##### Reading passage #####
Posted May 25, 2010
Book: Finding Sanctuary: Monastic Steps for Everyday Life
Author: Abbot Christopher Jamison
Liturgical Press. St. Cloud, MN. 2006. Pp. 182
An Excerpt from the Jacket:
In this inspirational and practical book, Abbot Christopher Jamison, from Worth Abbey — the abbey featured in the TV series, The Monastery — offers ways in which the lessons of monastic living and teachings of St. Benedict can be put into practice in our hectic, modern, and unmonastic lives.
The TV series The Monastery involved five very modern men living the monastic life for forty days and forty nights while TV cameras tracked their progress. The sight of monks responding thoughtfully and helpfully to ordinary people’s struggles was a surprise to millions of viewers who had presumed that monks were out of touch.
St. Benedict wrote his Rule for monastic living 1,500 years ago. It is a book of insights about Christian living, with suggestions about how to put those insights into practice. The insights in the Rule are still guiding people today, and they are the foundation of the sancturaries that are the Benedictine monasteries and convents of the 21st Century.
In Finding Sanctuary, Abbot Christopher outlines the wisdom of St. Benedict and suggests how it can be applied to people outside the monastery. He speaks especially to those who are not sure what they believe but are looking for ways to find spiritual space and peace in the busy and often confusing, modern world.
##### Dataset extract #####
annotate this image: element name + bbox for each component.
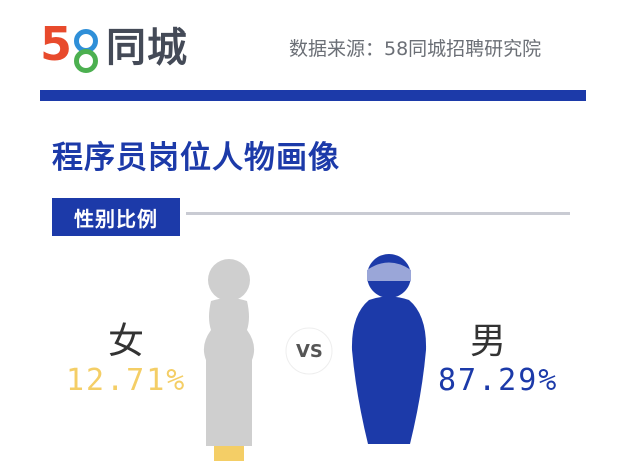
#####
- **Direction 1**
According to the excerpt about Finding Sanctuary, how long did the five men in the TV series The Monastery live the monastic life?
- **Direction 2**
Transcribe the excerpt about Finding Sanctuary between "The TV series The" and "the 21st Century.", inclusive.

- **Right answer 1**
Forty days and forty nights.

- **Right answer 2**
The TV series The Monastery involved five very modern men living the monastic life for forty days and forty nights while TV cameras tracked their progress. The sight of monks responding thoughtfully and helpfully to ordinary people’s struggles was a surprise to millions of viewers who had presumed that monks were out of touch.
St. Benedict wrote his Rule for monastic living 1,500 years ago. It is a book of insights about Christian living, with suggestions about how to put those insights into practice. The insights in the Rule are still guiding people today, and they are the foundation of the sancturaries that are the Benedictine monasteries and convents of the 21st Century.